(Written task): Write out the full listing exactly as given, minus the images.

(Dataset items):
_____
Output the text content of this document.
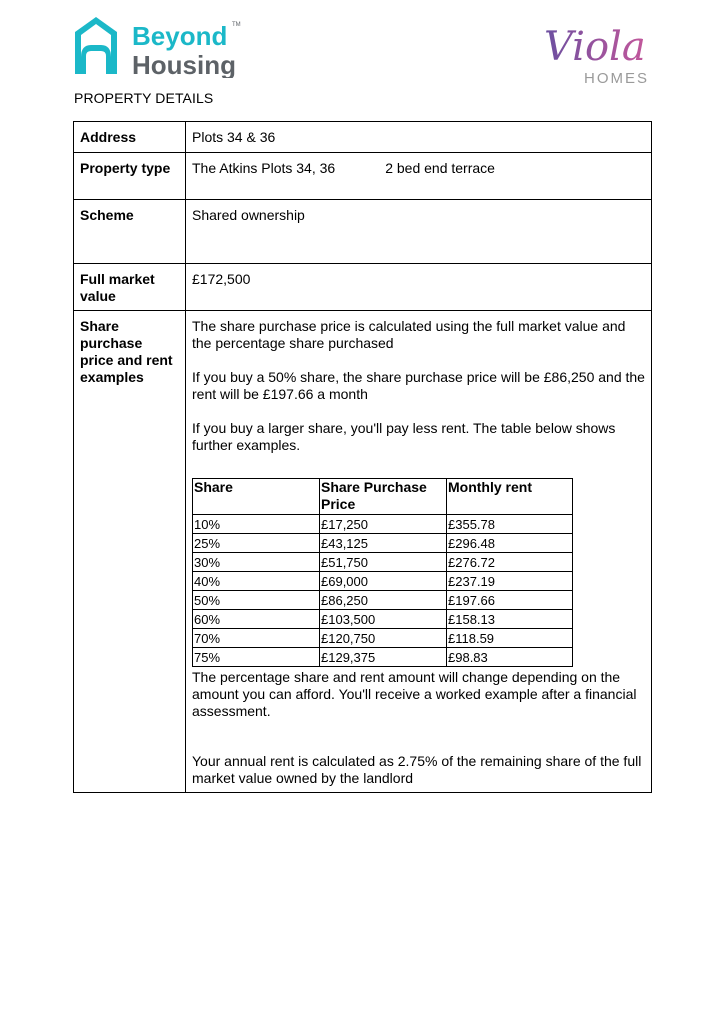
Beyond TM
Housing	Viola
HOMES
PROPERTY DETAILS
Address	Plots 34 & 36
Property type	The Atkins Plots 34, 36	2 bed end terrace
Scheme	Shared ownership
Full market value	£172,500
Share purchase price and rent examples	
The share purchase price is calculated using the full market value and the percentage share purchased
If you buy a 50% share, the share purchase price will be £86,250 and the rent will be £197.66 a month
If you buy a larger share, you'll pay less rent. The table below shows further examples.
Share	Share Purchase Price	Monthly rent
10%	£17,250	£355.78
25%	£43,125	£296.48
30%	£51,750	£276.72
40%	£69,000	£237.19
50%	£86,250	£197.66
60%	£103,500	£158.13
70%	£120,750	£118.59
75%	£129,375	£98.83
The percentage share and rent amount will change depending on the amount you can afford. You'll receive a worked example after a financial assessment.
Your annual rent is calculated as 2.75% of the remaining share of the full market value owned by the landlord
_____
(Task output):
Output the text content of this document.
Beyond TM
Housing	Viola
HOMES
PROPERTY DETAILS
Address	Plots 34 & 36
Property type	The Atkins Plots 34, 36	2 bed end terrace
Scheme	Shared ownership
Full market value	£172,500
Share purchase price and rent examples	
The share purchase price is calculated using the full market value and the percentage share purchased
If you buy a 50% share, the share purchase price will be £86,250 and the rent will be £197.66 a month
If you buy a larger share, you'll pay less rent. The table below shows further examples.
Share	Share Purchase Price	Monthly rent
10%	£17,250	£355.78
25%	£43,125	£296.48
30%	£51,750	£276.72
40%	£69,000	£237.19
50%	£86,250	£197.66
60%	£103,500	£158.13
70%	£120,750	£118.59
75%	£129,375	£98.83
The percentage share and rent amount will change depending on the amount you can afford. You'll receive a worked example after a financial assessment.
Your annual rent is calculated as 2.75% of the remaining share of the full market value owned by the landlord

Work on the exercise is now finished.